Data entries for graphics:
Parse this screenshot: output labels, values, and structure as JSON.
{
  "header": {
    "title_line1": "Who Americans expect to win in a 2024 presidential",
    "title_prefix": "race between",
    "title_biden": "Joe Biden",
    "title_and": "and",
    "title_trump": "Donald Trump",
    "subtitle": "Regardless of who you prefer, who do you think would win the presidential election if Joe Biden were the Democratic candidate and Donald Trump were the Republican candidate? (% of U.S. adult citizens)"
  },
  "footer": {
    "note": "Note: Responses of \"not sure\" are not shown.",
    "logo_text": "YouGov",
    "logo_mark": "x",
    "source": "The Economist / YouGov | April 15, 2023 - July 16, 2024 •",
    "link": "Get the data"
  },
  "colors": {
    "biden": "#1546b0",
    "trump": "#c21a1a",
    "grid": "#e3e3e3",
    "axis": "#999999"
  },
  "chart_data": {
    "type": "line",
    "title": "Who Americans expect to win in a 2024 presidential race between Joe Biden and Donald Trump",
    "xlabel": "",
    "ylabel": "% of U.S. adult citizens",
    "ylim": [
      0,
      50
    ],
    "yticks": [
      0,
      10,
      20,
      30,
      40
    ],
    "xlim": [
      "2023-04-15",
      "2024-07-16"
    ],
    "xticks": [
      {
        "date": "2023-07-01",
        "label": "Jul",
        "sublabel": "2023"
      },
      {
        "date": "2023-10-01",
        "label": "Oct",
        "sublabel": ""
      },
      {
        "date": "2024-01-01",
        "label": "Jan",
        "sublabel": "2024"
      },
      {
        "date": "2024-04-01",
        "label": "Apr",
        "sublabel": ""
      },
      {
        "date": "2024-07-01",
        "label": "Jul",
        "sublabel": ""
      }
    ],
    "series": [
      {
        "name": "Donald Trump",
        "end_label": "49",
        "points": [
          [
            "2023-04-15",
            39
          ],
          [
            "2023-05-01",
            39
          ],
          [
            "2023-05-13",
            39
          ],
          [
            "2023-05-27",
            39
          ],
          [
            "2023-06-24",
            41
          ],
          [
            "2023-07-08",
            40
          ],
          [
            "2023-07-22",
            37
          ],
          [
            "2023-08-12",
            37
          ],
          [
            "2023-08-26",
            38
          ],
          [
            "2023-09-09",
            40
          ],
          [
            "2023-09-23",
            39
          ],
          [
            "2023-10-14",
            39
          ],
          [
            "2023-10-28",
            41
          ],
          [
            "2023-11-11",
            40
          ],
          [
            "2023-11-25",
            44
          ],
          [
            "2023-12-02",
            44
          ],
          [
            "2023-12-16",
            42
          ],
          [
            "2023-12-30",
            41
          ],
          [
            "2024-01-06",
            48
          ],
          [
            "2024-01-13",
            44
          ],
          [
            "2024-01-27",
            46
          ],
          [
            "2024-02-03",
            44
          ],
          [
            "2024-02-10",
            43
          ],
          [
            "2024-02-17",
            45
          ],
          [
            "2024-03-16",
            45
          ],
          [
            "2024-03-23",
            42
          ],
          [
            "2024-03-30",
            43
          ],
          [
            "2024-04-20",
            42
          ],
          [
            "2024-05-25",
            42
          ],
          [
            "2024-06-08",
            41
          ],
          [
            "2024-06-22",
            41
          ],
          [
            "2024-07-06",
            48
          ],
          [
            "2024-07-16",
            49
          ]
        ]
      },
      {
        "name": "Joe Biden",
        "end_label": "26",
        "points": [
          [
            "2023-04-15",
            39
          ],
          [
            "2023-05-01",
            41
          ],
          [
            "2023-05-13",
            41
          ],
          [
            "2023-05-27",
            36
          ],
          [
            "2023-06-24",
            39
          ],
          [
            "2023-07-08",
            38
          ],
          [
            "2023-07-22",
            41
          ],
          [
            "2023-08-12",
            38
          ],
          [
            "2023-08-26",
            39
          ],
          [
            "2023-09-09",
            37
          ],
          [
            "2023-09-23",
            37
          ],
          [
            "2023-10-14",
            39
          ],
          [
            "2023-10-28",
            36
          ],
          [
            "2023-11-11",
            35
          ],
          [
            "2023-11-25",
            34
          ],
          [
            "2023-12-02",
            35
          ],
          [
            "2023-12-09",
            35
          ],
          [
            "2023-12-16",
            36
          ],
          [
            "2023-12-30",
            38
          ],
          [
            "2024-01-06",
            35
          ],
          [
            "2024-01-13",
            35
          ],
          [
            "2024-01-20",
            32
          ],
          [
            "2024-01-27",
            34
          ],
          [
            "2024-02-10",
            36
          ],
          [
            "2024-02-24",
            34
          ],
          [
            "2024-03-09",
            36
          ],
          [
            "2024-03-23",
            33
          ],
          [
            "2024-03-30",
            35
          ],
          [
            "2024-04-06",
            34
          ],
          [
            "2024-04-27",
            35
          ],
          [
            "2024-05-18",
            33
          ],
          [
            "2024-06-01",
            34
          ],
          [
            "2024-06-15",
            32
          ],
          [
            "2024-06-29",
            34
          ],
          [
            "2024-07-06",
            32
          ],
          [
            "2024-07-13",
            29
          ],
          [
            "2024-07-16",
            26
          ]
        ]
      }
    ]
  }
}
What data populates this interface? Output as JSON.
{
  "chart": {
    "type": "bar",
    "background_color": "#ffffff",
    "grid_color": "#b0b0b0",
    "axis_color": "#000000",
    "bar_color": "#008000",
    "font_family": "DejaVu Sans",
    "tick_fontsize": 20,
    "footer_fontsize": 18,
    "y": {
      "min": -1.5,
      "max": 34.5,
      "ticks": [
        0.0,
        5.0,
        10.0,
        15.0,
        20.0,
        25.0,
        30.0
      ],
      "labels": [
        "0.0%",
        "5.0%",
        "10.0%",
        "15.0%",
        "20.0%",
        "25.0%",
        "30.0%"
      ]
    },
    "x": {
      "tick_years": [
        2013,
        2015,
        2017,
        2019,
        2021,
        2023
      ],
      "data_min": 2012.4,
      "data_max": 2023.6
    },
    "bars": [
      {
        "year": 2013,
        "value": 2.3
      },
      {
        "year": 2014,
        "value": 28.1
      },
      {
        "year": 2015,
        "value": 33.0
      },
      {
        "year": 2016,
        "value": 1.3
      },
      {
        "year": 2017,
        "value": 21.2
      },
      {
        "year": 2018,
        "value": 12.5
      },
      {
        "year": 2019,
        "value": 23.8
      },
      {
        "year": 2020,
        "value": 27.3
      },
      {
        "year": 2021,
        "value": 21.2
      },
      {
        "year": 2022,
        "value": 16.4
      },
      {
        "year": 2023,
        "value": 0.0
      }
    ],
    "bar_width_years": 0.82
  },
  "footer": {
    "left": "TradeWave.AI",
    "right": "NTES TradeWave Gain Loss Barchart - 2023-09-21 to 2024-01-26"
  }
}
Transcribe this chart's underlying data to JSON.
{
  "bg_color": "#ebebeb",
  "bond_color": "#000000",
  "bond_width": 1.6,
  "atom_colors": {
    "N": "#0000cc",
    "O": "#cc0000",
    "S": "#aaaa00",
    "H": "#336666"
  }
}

What you should do: Return the listing above in full, character for character.

Task response:
Parse this screenshot: output labels, values, and structure as JSON.
{
  "header": {
    "title_line1": "Who Americans expect to win in a 2024 presidential",
    "title_prefix": "race between",
    "title_biden": "Joe Biden",
    "title_and": "and",
    "title_trump": "Donald Trump",
    "subtitle": "Regardless of who you prefer, who do you think would win the presidential election if Joe Biden were the Democratic candidate and Donald Trump were the Republican candidate? (% of U.S. adult citizens)"
  },
  "footer": {
    "note": "Note: Responses of \"not sure\" are not shown.",
    "logo_text": "YouGov",
    "logo_mark": "x",
    "source": "The Economist / YouGov | April 15, 2023 - July 16, 2024 •",
    "link": "Get the data"
  },
  "colors": {
    "biden": "#1546b0",
    "trump": "#c21a1a",
    "grid": "#e3e3e3",
    "axis": "#999999"
  },
  "chart_data": {
    "type": "line",
    "title": "Who Americans expect to win in a 2024 presidential race between Joe Biden and Donald Trump",
    "xlabel": "",
    "ylabel": "% of U.S. adult citizens",
    "ylim": [
      0,
      50
    ],
    "yticks": [
      0,
      10,
      20,
      30,
      40
    ],
    "xlim": [
      "2023-04-15",
      "2024-07-16"
    ],
    "xticks": [
      {
        "date": "2023-07-01",
        "label": "Jul",
        "sublabel": "2023"
      },
      {
        "date": "2023-10-01",
        "label": "Oct",
        "sublabel": ""
      },
      {
        "date": "2024-01-01",
        "label": "Jan",
        "sublabel": "2024"
      },
      {
        "date": "2024-04-01",
        "label": "Apr",
        "sublabel": ""
      },
      {
        "date": "2024-07-01",
        "label": "Jul",
        "sublabel": ""
      }
    ],
    "series": [
      {
        "name": "Donald Trump",
        "end_label": "49",
        "points": [
          [
            "2023-04-15",
            39
          ],
          [
            "2023-05-01",
            39
          ],
          [
            "2023-05-13",
            39
          ],
          [
            "2023-05-27",
            39
          ],
          [
            "2023-06-24",
            41
          ],
          [
            "2023-07-08",
            40
          ],
          [
            "2023-07-22",
            37
          ],
          [
            "2023-08-12",
            37
          ],
          [
            "2023-08-26",
            38
          ],
          [
            "2023-09-09",
            40
          ],
          [
            "2023-09-23",
            39
          ],
          [
            "2023-10-14",
            39
          ],
          [
            "2023-10-28",
            41
          ],
          [
            "2023-11-11",
            40
          ],
          [
            "2023-11-25",
            44
          ],
          [
            "2023-12-02",
            44
          ],
          [
            "2023-12-16",
            42
          ],
          [
            "2023-12-30",
            41
          ],
          [
            "2024-01-06",
            48
          ],
          [
            "2024-01-13",
            44
          ],
          [
            "2024-01-27",
            46
          ],
          [
            "2024-02-03",
            44
          ],
          [
            "2024-02-10",
            43
          ],
          [
            "2024-02-17",
            45
          ],
          [
            "2024-03-16",
            45
          ],
          [
            "2024-03-23",
            42
          ],
          [
            "2024-03-30",
            43
          ],
          [
            "2024-04-20",
            42
          ],
          [
            "2024-05-25",
            42
          ],
          [
            "2024-06-08",
            41
          ],
          [
            "2024-06-22",
            41
          ],
          [
            "2024-07-06",
            48
          ],
          [
            "2024-07-16",
            49
          ]
        ]
      },
      {
        "name": "Joe Biden",
        "end_label": "26",
        "points": [
          [
            "2023-04-15",
            39
          ],
          [
            "2023-05-01",
            41
          ],
          [
            "2023-05-13",
            41
          ],
          [
            "2023-05-27",
            36
          ],
          [
            "2023-06-24",
            39
          ],
          [
            "2023-07-08",
            38
          ],
          [
            "2023-07-22",
            41
          ],
          [
            "2023-08-12",
            38
          ],
          [
            "2023-08-26",
            39
          ],
          [
            "2023-09-09",
            37
          ],
          [
            "2023-09-23",
            37
          ],
          [
            "2023-10-14",
            39
          ],
          [
            "2023-10-28",
            36
          ],
          [
            "2023-11-11",
            35
          ],
          [
            "2023-11-25",
            34
          ],
          [
            "2023-12-02",
            35
          ],
          [
            "2023-12-09",
            35
          ],
          [
            "2023-12-16",
            36
          ],
          [
            "2023-12-30",
            38
          ],
          [
            "2024-01-06",
            35
          ],
          [
            "2024-01-13",
            35
          ],
          [
            "2024-01-20",
            32
          ],
          [
            "2024-01-27",
            34
          ],
          [
            "2024-02-10",
            36
          ],
          [
            "2024-02-24",
            34
          ],
          [
            "2024-03-09",
            36
          ],
          [
            "2024-03-23",
            33
          ],
          [
            "2024-03-30",
            35
          ],
          [
            "2024-04-06",
            34
          ],
          [
            "2024-04-27",
            35
          ],
          [
            "2024-05-18",
            33
          ],
          [
            "2024-06-01",
            34
          ],
          [
            "2024-06-15",
            32
          ],
          [
            "2024-06-29",
            34
          ],
          [
            "2024-07-06",
            32
          ],
          [
            "2024-07-13",
            29
          ],
          [
            "2024-07-16",
            26
          ]
        ]
      }
    ]
  }
}
What data populates this interface? Output as JSON.
{
  "chart": {
    "type": "bar",
    "background_color": "#ffffff",
    "grid_color": "#b0b0b0",
    "axis_color": "#000000",
    "bar_color": "#008000",
    "font_family": "DejaVu Sans",
    "tick_fontsize": 20,
    "footer_fontsize": 18,
    "y": {
      "min": -1.5,
      "max": 34.5,
      "ticks": [
        0.0,
        5.0,
        10.0,
        15.0,
        20.0,
        25.0,
        30.0
      ],
      "labels": [
        "0.0%",
        "5.0%",
        "10.0%",
        "15.0%",
        "20.0%",
        "25.0%",
        "30.0%"
      ]
    },
    "x": {
      "tick_years": [
        2013,
        2015,
        2017,
        2019,
        2021,
        2023
      ],
      "data_min": 2012.4,
      "data_max": 2023.6
    },
    "bars": [
      {
        "year": 2013,
        "value": 2.3
      },
      {
        "year": 2014,
        "value": 28.1
      },
      {
        "year": 2015,
        "value": 33.0
      },
      {
        "year": 2016,
        "value": 1.3
      },
      {
        "year": 2017,
        "value": 21.2
      },
      {
        "year": 2018,
        "value": 12.5
      },
      {
        "year": 2019,
        "value": 23.8
      },
      {
        "year": 2020,
        "value": 27.3
      },
      {
        "year": 2021,
        "value": 21.2
      },
      {
        "year": 2022,
        "value": 16.4
      },
      {
        "year": 2023,
        "value": 0.0
      }
    ],
    "bar_width_years": 0.82
  },
  "footer": {
    "left": "TradeWave.AI",
    "right": "NTES TradeWave Gain Loss Barchart - 2023-09-21 to 2024-01-26"
  }
}
Transcribe this chart's underlying data to JSON.
{
  "bg_color": "#ebebeb",
  "bond_color": "#000000",
  "bond_width": 1.6,
  "atom_colors": {
    "N": "#0000cc",
    "O": "#cc0000",
    "S": "#aaaa00",
    "H": "#336666"
  }
}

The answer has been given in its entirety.